Print the records again, character for character.

— Start of Data shown —

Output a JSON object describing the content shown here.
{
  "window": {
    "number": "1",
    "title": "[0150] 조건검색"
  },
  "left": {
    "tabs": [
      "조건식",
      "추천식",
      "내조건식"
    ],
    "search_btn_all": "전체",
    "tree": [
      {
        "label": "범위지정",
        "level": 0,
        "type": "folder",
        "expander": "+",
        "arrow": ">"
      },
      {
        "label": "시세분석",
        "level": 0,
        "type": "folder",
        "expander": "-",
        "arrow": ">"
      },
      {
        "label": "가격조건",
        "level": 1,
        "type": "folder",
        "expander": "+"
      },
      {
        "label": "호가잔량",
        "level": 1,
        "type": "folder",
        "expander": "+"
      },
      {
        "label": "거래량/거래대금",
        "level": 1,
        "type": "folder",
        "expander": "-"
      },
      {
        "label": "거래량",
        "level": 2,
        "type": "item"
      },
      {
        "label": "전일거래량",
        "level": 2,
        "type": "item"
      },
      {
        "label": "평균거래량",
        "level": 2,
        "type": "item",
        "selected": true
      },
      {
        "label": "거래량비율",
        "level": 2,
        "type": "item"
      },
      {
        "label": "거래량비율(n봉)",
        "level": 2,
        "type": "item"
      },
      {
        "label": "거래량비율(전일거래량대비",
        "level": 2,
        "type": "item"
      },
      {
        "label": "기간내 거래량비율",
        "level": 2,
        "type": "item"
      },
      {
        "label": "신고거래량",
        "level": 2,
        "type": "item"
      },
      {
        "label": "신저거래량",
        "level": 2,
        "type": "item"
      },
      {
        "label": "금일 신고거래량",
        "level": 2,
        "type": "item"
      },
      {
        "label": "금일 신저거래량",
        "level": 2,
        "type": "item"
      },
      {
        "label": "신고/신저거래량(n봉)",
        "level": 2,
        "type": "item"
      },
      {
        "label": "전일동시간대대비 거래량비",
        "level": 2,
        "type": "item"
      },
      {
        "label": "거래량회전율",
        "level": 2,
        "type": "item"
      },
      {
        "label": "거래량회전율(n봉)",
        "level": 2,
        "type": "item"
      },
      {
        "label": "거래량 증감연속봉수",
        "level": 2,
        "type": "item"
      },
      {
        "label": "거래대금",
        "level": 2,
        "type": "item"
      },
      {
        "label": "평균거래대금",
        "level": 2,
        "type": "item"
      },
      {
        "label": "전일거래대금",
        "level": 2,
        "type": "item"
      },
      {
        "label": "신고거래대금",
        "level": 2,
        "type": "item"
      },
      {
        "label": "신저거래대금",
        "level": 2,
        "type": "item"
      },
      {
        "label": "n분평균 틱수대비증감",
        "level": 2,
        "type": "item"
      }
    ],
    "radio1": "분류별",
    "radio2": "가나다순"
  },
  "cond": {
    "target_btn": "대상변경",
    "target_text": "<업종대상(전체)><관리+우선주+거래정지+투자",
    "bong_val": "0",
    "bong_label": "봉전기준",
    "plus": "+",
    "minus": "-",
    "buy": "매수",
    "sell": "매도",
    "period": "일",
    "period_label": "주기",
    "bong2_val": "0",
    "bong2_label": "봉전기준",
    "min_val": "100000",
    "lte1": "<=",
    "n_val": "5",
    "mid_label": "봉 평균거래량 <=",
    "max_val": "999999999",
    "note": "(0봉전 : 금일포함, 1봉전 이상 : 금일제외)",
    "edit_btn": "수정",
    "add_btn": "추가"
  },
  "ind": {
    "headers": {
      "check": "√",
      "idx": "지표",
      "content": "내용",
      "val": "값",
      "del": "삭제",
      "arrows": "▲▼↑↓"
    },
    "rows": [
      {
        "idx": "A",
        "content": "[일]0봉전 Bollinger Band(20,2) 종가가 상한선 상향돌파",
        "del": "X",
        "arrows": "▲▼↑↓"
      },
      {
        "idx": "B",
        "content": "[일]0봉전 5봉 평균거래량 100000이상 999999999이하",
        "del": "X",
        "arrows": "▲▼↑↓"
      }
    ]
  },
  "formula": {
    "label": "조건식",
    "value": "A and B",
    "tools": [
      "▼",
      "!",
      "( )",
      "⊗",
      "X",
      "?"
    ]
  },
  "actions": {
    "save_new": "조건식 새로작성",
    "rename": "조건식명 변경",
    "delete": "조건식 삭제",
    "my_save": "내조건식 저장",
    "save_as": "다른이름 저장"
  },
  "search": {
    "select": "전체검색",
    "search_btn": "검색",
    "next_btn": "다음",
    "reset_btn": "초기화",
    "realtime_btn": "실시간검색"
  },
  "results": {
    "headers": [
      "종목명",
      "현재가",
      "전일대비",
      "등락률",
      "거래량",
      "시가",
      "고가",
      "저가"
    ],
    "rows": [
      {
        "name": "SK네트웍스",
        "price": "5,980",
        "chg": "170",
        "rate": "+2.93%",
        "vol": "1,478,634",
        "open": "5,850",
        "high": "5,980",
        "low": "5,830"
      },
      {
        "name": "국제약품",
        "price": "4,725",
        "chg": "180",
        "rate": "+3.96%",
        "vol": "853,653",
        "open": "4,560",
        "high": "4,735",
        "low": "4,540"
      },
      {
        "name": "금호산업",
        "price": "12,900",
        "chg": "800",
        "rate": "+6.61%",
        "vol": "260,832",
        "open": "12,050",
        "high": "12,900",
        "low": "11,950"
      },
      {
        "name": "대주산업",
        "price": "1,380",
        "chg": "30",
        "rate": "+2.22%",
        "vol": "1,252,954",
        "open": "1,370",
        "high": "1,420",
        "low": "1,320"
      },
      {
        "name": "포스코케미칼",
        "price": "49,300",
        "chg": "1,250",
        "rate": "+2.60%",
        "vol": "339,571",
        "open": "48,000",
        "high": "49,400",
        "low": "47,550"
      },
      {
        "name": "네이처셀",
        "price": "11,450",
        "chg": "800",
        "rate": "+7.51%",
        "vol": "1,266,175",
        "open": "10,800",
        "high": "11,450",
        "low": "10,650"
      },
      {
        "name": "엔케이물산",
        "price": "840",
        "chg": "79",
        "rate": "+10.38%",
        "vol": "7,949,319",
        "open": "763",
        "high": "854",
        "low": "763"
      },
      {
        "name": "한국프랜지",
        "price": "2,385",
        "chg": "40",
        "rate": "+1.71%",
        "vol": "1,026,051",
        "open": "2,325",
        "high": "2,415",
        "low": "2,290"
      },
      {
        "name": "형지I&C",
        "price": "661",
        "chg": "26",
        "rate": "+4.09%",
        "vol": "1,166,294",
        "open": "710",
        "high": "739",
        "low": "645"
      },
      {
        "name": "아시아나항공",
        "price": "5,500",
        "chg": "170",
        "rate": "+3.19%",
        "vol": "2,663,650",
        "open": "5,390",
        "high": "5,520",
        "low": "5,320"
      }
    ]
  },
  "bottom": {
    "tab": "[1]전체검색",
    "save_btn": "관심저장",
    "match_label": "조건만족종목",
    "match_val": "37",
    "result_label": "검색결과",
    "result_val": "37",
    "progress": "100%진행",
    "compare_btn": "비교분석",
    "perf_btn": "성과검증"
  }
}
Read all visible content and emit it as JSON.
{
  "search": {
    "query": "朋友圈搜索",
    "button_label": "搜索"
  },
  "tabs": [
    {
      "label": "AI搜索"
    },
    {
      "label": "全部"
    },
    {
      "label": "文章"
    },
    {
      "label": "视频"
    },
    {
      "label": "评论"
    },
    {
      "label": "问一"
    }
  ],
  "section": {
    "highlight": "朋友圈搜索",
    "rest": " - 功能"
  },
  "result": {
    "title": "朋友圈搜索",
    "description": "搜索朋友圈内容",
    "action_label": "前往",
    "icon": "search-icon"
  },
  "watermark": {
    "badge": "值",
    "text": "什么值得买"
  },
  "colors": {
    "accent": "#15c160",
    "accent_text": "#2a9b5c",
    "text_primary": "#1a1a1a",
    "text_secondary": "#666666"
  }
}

— End of Data shown —

• Output of the exercise:
Output a JSON object describing the content shown here.
{
  "window": {
    "number": "1",
    "title": "[0150] 조건검색"
  },
  "left": {
    "tabs": [
      "조건식",
      "추천식",
      "내조건식"
    ],
    "search_btn_all": "전체",
    "tree": [
      {
        "label": "범위지정",
        "level": 0,
        "type": "folder",
        "expander": "+",
        "arrow": ">"
      },
      {
        "label": "시세분석",
        "level": 0,
        "type": "folder",
        "expander": "-",
        "arrow": ">"
      },
      {
        "label": "가격조건",
        "level": 1,
        "type": "folder",
        "expander": "+"
      },
      {
        "label": "호가잔량",
        "level": 1,
        "type": "folder",
        "expander": "+"
      },
      {
        "label": "거래량/거래대금",
        "level": 1,
        "type": "folder",
        "expander": "-"
      },
      {
        "label": "거래량",
        "level": 2,
        "type": "item"
      },
      {
        "label": "전일거래량",
        "level": 2,
        "type": "item"
      },
      {
        "label": "평균거래량",
        "level": 2,
        "type": "item",
        "selected": true
      },
      {
        "label": "거래량비율",
        "level": 2,
        "type": "item"
      },
      {
        "label": "거래량비율(n봉)",
        "level": 2,
        "type": "item"
      },
      {
        "label": "거래량비율(전일거래량대비",
        "level": 2,
        "type": "item"
      },
      {
        "label": "기간내 거래량비율",
        "level": 2,
        "type": "item"
      },
      {
        "label": "신고거래량",
        "level": 2,
        "type": "item"
      },
      {
        "label": "신저거래량",
        "level": 2,
        "type": "item"
      },
      {
        "label": "금일 신고거래량",
        "level": 2,
        "type": "item"
      },
      {
        "label": "금일 신저거래량",
        "level": 2,
        "type": "item"
      },
      {
        "label": "신고/신저거래량(n봉)",
        "level": 2,
        "type": "item"
      },
      {
        "label": "전일동시간대대비 거래량비",
        "level": 2,
        "type": "item"
      },
      {
        "label": "거래량회전율",
        "level": 2,
        "type": "item"
      },
      {
        "label": "거래량회전율(n봉)",
        "level": 2,
        "type": "item"
      },
      {
        "label": "거래량 증감연속봉수",
        "level": 2,
        "type": "item"
      },
      {
        "label": "거래대금",
        "level": 2,
        "type": "item"
      },
      {
        "label": "평균거래대금",
        "level": 2,
        "type": "item"
      },
      {
        "label": "전일거래대금",
        "level": 2,
        "type": "item"
      },
      {
        "label": "신고거래대금",
        "level": 2,
        "type": "item"
      },
      {
        "label": "신저거래대금",
        "level": 2,
        "type": "item"
      },
      {
        "label": "n분평균 틱수대비증감",
        "level": 2,
        "type": "item"
      }
    ],
    "radio1": "분류별",
    "radio2": "가나다순"
  },
  "cond": {
    "target_btn": "대상변경",
    "target_text": "<업종대상(전체)><관리+우선주+거래정지+투자",
    "bong_val": "0",
    "bong_label": "봉전기준",
    "plus": "+",
    "minus": "-",
    "buy": "매수",
    "sell": "매도",
    "period": "일",
    "period_label": "주기",
    "bong2_val": "0",
    "bong2_label": "봉전기준",
    "min_val": "100000",
    "lte1": "<=",
    "n_val": "5",
    "mid_label": "봉 평균거래량 <=",
    "max_val": "999999999",
    "note": "(0봉전 : 금일포함, 1봉전 이상 : 금일제외)",
    "edit_btn": "수정",
    "add_btn": "추가"
  },
  "ind": {
    "headers": {
      "check": "√",
      "idx": "지표",
      "content": "내용",
      "val": "값",
      "del": "삭제",
      "arrows": "▲▼↑↓"
    },
    "rows": [
      {
        "idx": "A",
        "content": "[일]0봉전 Bollinger Band(20,2) 종가가 상한선 상향돌파",
        "del": "X",
        "arrows": "▲▼↑↓"
      },
      {
        "idx": "B",
        "content": "[일]0봉전 5봉 평균거래량 100000이상 999999999이하",
        "del": "X",
        "arrows": "▲▼↑↓"
      }
    ]
  },
  "formula": {
    "label": "조건식",
    "value": "A and B",
    "tools": [
      "▼",
      "!",
      "( )",
      "⊗",
      "X",
      "?"
    ]
  },
  "actions": {
    "save_new": "조건식 새로작성",
    "rename": "조건식명 변경",
    "delete": "조건식 삭제",
    "my_save": "내조건식 저장",
    "save_as": "다른이름 저장"
  },
  "search": {
    "select": "전체검색",
    "search_btn": "검색",
    "next_btn": "다음",
    "reset_btn": "초기화",
    "realtime_btn": "실시간검색"
  },
  "results": {
    "headers": [
      "종목명",
      "현재가",
      "전일대비",
      "등락률",
      "거래량",
      "시가",
      "고가",
      "저가"
    ],
    "rows": [
      {
        "name": "SK네트웍스",
        "price": "5,980",
        "chg": "170",
        "rate": "+2.93%",
        "vol": "1,478,634",
        "open": "5,850",
        "high": "5,980",
        "low": "5,830"
      },
      {
        "name": "국제약품",
        "price": "4,725",
        "chg": "180",
        "rate": "+3.96%",
        "vol": "853,653",
        "open": "4,560",
        "high": "4,735",
        "low": "4,540"
      },
      {
        "name": "금호산업",
        "price": "12,900",
        "chg": "800",
        "rate": "+6.61%",
        "vol": "260,832",
        "open": "12,050",
        "high": "12,900",
        "low": "11,950"
      },
      {
        "name": "대주산업",
        "price": "1,380",
        "chg": "30",
        "rate": "+2.22%",
        "vol": "1,252,954",
        "open": "1,370",
        "high": "1,420",
        "low": "1,320"
      },
      {
        "name": "포스코케미칼",
        "price": "49,300",
        "chg": "1,250",
        "rate": "+2.60%",
        "vol": "339,571",
        "open": "48,000",
        "high": "49,400",
        "low": "47,550"
      },
      {
        "name": "네이처셀",
        "price": "11,450",
        "chg": "800",
        "rate": "+7.51%",
        "vol": "1,266,175",
        "open": "10,800",
        "high": "11,450",
        "low": "10,650"
      },
      {
        "name": "엔케이물산",
        "price": "840",
        "chg": "79",
        "rate": "+10.38%",
        "vol": "7,949,319",
        "open": "763",
        "high": "854",
        "low": "763"
      },
      {
        "name": "한국프랜지",
        "price": "2,385",
        "chg": "40",
        "rate": "+1.71%",
        "vol": "1,026,051",
        "open": "2,325",
        "high": "2,415",
        "low": "2,290"
      },
      {
        "name": "형지I&C",
        "price": "661",
        "chg": "26",
        "rate": "+4.09%",
        "vol": "1,166,294",
        "open": "710",
        "high": "739",
        "low": "645"
      },
      {
        "name": "아시아나항공",
        "price": "5,500",
        "chg": "170",
        "rate": "+3.19%",
        "vol": "2,663,650",
        "open": "5,390",
        "high": "5,520",
        "low": "5,320"
      }
    ]
  },
  "bottom": {
    "tab": "[1]전체검색",
    "save_btn": "관심저장",
    "match_label": "조건만족종목",
    "match_val": "37",
    "result_label": "검색결과",
    "result_val": "37",
    "progress": "100%진행",
    "compare_btn": "비교분석",
    "perf_btn": "성과검증"
  }
}
Read all visible content and emit it as JSON.
{
  "search": {
    "query": "朋友圈搜索",
    "button_label": "搜索"
  },
  "tabs": [
    {
      "label": "AI搜索"
    },
    {
      "label": "全部"
    },
    {
      "label": "文章"
    },
    {
      "label": "视频"
    },
    {
      "label": "评论"
    },
    {
      "label": "问一"
    }
  ],
  "section": {
    "highlight": "朋友圈搜索",
    "rest": " - 功能"
  },
  "result": {
    "title": "朋友圈搜索",
    "description": "搜索朋友圈内容",
    "action_label": "前往",
    "icon": "search-icon"
  },
  "watermark": {
    "badge": "值",
    "text": "什么值得买"
  },
  "colors": {
    "accent": "#15c160",
    "accent_text": "#2a9b5c",
    "text_primary": "#1a1a1a",
    "text_secondary": "#666666"
  }
}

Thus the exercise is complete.